Extracted records
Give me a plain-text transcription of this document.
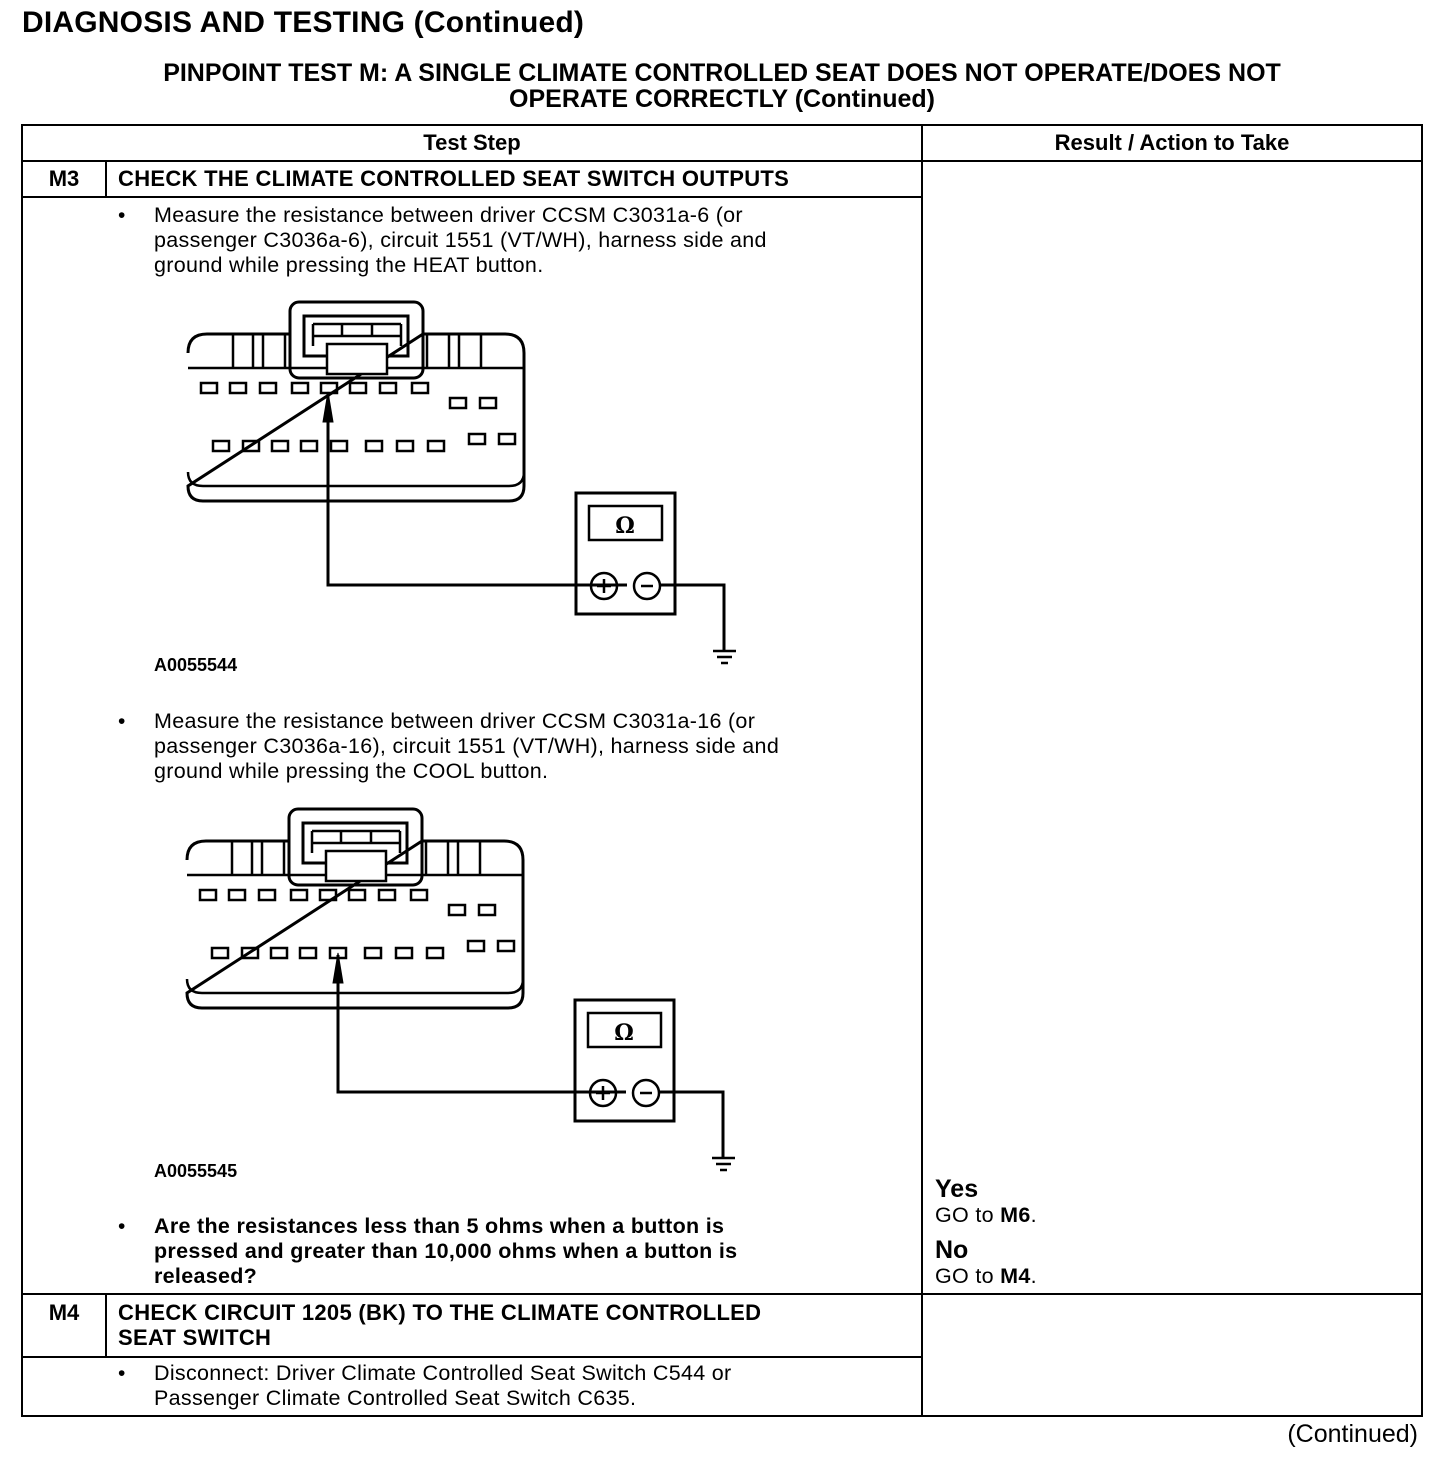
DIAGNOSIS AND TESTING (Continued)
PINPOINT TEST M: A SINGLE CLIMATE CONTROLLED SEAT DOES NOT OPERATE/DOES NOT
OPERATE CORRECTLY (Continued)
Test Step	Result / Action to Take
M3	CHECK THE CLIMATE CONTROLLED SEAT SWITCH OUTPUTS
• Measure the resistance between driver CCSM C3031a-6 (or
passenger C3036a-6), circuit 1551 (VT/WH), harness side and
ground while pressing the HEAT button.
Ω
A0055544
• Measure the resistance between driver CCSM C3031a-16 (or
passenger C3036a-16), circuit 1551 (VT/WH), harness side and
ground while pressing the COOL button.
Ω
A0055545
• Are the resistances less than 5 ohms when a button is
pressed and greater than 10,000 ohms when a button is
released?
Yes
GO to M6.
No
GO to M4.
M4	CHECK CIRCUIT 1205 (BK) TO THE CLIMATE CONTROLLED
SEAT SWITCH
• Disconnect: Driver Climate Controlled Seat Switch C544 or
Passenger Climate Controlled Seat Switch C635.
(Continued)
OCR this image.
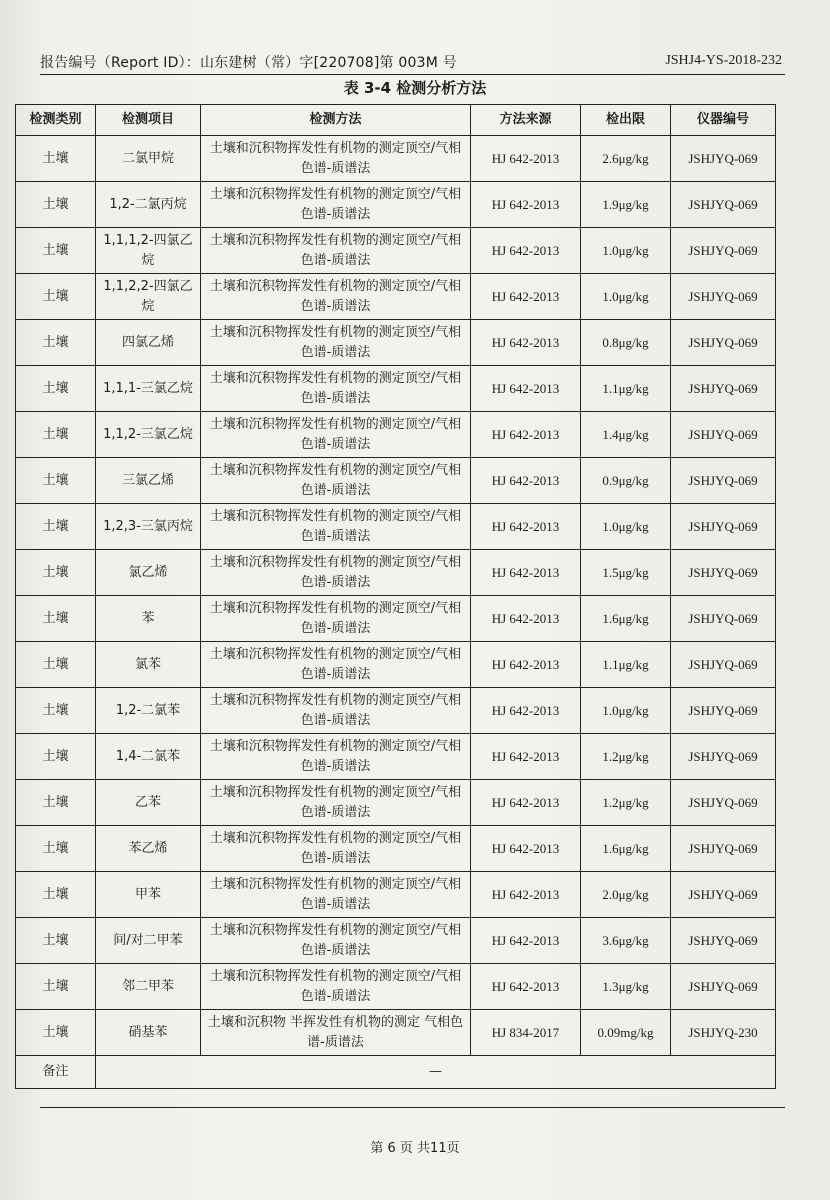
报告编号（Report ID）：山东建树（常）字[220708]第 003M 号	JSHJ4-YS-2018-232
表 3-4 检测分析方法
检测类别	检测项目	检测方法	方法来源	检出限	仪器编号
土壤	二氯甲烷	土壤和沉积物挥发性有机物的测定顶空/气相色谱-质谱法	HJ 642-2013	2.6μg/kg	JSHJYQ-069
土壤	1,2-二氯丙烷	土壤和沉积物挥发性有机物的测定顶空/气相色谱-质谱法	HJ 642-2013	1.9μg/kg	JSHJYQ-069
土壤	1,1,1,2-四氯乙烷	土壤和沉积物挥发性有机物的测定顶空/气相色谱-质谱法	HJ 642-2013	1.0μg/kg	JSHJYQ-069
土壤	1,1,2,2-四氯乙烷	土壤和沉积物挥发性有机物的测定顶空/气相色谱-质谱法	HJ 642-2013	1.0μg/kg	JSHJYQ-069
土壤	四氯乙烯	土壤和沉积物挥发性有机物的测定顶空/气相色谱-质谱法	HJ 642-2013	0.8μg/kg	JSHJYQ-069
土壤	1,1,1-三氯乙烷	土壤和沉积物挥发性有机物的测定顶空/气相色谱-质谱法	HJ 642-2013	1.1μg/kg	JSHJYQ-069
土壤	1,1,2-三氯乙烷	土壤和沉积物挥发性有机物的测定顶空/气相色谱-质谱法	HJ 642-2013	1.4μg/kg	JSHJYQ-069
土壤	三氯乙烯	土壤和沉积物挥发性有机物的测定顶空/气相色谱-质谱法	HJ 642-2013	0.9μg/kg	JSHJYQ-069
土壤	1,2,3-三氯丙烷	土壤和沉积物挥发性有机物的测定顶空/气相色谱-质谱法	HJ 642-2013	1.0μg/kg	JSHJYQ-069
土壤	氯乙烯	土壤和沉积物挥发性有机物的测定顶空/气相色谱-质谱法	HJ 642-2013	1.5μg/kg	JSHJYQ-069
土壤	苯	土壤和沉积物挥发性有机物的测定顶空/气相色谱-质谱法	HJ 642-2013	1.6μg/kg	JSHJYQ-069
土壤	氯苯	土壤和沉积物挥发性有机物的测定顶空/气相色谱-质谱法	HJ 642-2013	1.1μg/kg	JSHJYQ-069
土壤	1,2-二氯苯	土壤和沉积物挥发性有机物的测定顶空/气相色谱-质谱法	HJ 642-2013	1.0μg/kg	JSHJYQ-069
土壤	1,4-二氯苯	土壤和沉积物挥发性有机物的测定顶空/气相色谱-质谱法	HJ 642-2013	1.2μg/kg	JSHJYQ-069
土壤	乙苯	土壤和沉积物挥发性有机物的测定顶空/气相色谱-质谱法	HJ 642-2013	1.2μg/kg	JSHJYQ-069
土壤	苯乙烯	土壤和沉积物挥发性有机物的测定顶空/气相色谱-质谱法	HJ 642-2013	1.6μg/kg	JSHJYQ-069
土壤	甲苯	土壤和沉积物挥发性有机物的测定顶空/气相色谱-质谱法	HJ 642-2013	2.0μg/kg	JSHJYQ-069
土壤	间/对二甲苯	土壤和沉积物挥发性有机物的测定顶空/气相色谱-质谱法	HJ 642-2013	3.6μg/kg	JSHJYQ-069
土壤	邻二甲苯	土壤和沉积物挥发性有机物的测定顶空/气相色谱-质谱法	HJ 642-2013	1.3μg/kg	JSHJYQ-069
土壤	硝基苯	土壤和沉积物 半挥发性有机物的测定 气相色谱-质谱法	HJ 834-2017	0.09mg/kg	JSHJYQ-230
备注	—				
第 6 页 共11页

### Given exercise
Output a faithful copy of the data, with each picture left out.

### Expected answer
Give me a plain-text transcription of this document.
DIAGNOSIS AND TESTING (Continued)
PINPOINT TEST M: A SINGLE CLIMATE CONTROLLED SEAT DOES NOT OPERATE/DOES NOT
OPERATE CORRECTLY (Continued)
Test Step	Result / Action to Take
M3	CHECK THE CLIMATE CONTROLLED SEAT SWITCH OUTPUTS
• Measure the resistance between driver CCSM C3031a-6 (or
passenger C3036a-6), circuit 1551 (VT/WH), harness side and
ground while pressing the HEAT button.
Ω
A0055544
• Measure the resistance between driver CCSM C3031a-16 (or
passenger C3036a-16), circuit 1551 (VT/WH), harness side and
ground while pressing the COOL button.
Ω
A0055545
• Are the resistances less than 5 ohms when a button is
pressed and greater than 10,000 ohms when a button is
released?
Yes
GO to M6.
No
GO to M4.
M4	CHECK CIRCUIT 1205 (BK) TO THE CLIMATE CONTROLLED
SEAT SWITCH
• Disconnect: Driver Climate Controlled Seat Switch C544 or
Passenger Climate Controlled Seat Switch C635.
(Continued)
OCR this image.
报告编号（Report ID）：山东建树（常）字[220708]第 003M 号	JSHJ4-YS-2018-232
表 3-4 检测分析方法
检测类别	检测项目	检测方法	方法来源	检出限	仪器编号
土壤	二氯甲烷	土壤和沉积物挥发性有机物的测定顶空/气相色谱-质谱法	HJ 642-2013	2.6μg/kg	JSHJYQ-069
土壤	1,2-二氯丙烷	土壤和沉积物挥发性有机物的测定顶空/气相色谱-质谱法	HJ 642-2013	1.9μg/kg	JSHJYQ-069
土壤	1,1,1,2-四氯乙烷	土壤和沉积物挥发性有机物的测定顶空/气相色谱-质谱法	HJ 642-2013	1.0μg/kg	JSHJYQ-069
土壤	1,1,2,2-四氯乙烷	土壤和沉积物挥发性有机物的测定顶空/气相色谱-质谱法	HJ 642-2013	1.0μg/kg	JSHJYQ-069
土壤	四氯乙烯	土壤和沉积物挥发性有机物的测定顶空/气相色谱-质谱法	HJ 642-2013	0.8μg/kg	JSHJYQ-069
土壤	1,1,1-三氯乙烷	土壤和沉积物挥发性有机物的测定顶空/气相色谱-质谱法	HJ 642-2013	1.1μg/kg	JSHJYQ-069
土壤	1,1,2-三氯乙烷	土壤和沉积物挥发性有机物的测定顶空/气相色谱-质谱法	HJ 642-2013	1.4μg/kg	JSHJYQ-069
土壤	三氯乙烯	土壤和沉积物挥发性有机物的测定顶空/气相色谱-质谱法	HJ 642-2013	0.9μg/kg	JSHJYQ-069
土壤	1,2,3-三氯丙烷	土壤和沉积物挥发性有机物的测定顶空/气相色谱-质谱法	HJ 642-2013	1.0μg/kg	JSHJYQ-069
土壤	氯乙烯	土壤和沉积物挥发性有机物的测定顶空/气相色谱-质谱法	HJ 642-2013	1.5μg/kg	JSHJYQ-069
土壤	苯	土壤和沉积物挥发性有机物的测定顶空/气相色谱-质谱法	HJ 642-2013	1.6μg/kg	JSHJYQ-069
土壤	氯苯	土壤和沉积物挥发性有机物的测定顶空/气相色谱-质谱法	HJ 642-2013	1.1μg/kg	JSHJYQ-069
土壤	1,2-二氯苯	土壤和沉积物挥发性有机物的测定顶空/气相色谱-质谱法	HJ 642-2013	1.0μg/kg	JSHJYQ-069
土壤	1,4-二氯苯	土壤和沉积物挥发性有机物的测定顶空/气相色谱-质谱法	HJ 642-2013	1.2μg/kg	JSHJYQ-069
土壤	乙苯	土壤和沉积物挥发性有机物的测定顶空/气相色谱-质谱法	HJ 642-2013	1.2μg/kg	JSHJYQ-069
土壤	苯乙烯	土壤和沉积物挥发性有机物的测定顶空/气相色谱-质谱法	HJ 642-2013	1.6μg/kg	JSHJYQ-069
土壤	甲苯	土壤和沉积物挥发性有机物的测定顶空/气相色谱-质谱法	HJ 642-2013	2.0μg/kg	JSHJYQ-069
土壤	间/对二甲苯	土壤和沉积物挥发性有机物的测定顶空/气相色谱-质谱法	HJ 642-2013	3.6μg/kg	JSHJYQ-069
土壤	邻二甲苯	土壤和沉积物挥发性有机物的测定顶空/气相色谱-质谱法	HJ 642-2013	1.3μg/kg	JSHJYQ-069
土壤	硝基苯	土壤和沉积物 半挥发性有机物的测定 气相色谱-质谱法	HJ 834-2017	0.09mg/kg	JSHJYQ-230
备注	—				
第 6 页 共11页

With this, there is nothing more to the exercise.